- **EXERCISE**
Search the data for the word "Winter" and copy every line where it occurs.

Start of STORED DATA

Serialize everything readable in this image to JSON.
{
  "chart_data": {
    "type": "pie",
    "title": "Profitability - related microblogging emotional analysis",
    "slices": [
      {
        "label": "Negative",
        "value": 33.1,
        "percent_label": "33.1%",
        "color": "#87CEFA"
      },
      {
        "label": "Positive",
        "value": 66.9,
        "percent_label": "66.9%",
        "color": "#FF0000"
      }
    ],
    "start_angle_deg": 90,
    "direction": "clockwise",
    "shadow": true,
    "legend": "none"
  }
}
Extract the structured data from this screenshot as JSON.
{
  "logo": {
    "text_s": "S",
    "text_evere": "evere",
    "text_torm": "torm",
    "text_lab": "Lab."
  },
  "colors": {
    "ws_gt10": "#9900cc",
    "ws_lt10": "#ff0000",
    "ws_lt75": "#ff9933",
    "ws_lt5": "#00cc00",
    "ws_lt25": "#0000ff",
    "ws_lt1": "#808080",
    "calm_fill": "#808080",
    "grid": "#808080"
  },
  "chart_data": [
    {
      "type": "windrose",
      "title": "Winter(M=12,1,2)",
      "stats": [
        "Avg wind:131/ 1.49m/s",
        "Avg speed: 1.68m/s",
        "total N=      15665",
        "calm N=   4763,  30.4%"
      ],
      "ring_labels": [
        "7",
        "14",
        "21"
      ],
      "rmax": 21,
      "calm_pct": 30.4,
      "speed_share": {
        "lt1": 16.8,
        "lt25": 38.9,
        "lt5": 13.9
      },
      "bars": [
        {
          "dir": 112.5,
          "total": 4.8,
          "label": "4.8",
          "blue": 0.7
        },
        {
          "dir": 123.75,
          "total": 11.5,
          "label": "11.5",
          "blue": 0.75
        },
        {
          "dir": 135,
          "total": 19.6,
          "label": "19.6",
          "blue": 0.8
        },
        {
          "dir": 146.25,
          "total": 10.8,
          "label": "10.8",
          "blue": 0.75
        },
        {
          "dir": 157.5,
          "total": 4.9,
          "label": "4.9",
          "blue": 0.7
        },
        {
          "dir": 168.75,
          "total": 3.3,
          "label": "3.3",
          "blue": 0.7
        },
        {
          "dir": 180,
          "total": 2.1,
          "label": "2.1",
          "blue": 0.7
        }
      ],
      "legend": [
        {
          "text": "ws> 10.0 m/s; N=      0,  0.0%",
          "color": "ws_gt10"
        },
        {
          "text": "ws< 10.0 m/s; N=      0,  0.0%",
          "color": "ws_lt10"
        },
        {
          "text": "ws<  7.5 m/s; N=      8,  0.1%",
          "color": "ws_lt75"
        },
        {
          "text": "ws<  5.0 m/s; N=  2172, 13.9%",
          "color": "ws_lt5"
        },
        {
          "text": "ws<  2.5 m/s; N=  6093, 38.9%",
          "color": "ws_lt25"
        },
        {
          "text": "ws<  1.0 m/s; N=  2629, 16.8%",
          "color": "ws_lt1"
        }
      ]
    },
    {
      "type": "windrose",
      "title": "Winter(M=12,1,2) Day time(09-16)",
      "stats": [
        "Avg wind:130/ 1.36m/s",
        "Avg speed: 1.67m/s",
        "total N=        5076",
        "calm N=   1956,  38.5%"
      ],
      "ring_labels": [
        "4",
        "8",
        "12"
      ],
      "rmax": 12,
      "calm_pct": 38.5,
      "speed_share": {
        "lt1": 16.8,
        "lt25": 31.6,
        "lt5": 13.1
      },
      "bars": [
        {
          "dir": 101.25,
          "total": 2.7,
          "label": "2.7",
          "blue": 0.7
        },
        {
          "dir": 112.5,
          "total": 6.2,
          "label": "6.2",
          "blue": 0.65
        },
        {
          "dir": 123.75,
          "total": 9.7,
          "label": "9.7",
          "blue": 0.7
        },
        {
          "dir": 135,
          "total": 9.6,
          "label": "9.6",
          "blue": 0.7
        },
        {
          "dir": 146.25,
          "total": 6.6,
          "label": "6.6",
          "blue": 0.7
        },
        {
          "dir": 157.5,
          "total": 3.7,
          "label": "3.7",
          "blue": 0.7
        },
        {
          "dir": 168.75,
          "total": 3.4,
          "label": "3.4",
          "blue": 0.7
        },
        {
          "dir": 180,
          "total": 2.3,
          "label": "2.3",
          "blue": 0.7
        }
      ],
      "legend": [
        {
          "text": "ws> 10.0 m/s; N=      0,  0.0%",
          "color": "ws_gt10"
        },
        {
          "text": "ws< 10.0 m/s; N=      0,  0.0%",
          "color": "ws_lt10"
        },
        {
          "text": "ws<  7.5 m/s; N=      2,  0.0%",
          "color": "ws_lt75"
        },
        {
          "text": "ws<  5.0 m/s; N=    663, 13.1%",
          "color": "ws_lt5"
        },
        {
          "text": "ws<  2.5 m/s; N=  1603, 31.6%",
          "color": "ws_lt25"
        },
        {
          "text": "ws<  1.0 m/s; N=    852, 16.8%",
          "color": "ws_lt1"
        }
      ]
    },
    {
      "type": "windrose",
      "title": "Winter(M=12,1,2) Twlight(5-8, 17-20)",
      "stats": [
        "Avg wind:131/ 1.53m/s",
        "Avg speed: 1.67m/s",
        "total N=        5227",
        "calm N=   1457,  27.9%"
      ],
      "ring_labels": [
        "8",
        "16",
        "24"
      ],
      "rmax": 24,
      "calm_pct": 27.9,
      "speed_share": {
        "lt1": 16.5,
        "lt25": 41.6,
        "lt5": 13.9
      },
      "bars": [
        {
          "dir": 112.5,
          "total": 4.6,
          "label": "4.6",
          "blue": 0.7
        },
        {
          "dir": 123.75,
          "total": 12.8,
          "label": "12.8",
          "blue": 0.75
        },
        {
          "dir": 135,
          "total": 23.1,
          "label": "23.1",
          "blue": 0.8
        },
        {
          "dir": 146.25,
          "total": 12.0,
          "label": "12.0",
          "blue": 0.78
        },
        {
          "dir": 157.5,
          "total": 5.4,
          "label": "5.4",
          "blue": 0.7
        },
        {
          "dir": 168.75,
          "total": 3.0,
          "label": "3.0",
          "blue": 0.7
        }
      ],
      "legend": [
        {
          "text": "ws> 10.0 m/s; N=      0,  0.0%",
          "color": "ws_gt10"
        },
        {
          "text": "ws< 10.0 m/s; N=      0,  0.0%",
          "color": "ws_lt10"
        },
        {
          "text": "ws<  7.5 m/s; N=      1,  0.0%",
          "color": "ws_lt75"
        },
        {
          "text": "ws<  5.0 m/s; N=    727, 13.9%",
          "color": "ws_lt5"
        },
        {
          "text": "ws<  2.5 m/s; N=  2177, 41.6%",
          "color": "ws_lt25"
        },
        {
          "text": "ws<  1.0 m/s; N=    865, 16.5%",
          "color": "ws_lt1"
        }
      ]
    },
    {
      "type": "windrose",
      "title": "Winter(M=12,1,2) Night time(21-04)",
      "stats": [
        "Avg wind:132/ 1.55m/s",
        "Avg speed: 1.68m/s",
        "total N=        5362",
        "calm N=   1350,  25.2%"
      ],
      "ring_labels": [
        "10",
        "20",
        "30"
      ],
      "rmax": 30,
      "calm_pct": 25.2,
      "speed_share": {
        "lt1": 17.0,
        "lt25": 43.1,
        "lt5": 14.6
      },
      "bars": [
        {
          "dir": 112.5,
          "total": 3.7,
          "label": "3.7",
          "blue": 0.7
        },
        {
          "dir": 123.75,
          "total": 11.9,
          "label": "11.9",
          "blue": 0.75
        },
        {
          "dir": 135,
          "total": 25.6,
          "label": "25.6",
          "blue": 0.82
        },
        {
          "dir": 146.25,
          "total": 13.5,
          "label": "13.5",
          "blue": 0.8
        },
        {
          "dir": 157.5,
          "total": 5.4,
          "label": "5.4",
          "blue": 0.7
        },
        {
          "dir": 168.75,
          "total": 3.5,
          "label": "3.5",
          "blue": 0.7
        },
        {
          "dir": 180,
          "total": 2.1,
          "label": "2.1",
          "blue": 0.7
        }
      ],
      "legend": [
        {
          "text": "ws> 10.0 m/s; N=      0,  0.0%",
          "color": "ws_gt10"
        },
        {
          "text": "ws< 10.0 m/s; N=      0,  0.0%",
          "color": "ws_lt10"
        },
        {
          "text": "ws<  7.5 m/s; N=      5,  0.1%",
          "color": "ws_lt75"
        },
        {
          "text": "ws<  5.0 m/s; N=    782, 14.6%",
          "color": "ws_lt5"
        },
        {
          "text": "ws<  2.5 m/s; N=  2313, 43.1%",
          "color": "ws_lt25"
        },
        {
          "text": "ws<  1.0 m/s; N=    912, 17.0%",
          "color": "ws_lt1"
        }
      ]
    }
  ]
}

End of STORED DATA

- **EXERCISE OUTPUT**
      "title": "Winter(M=12,1,2)",
      "title": "Winter(M=12,1,2) Day time(09-16)",
      "title": "Winter(M=12,1,2) Twlight(5-8, 17-20)",
      "title": "Winter(M=12,1,2) Night time(21-04)",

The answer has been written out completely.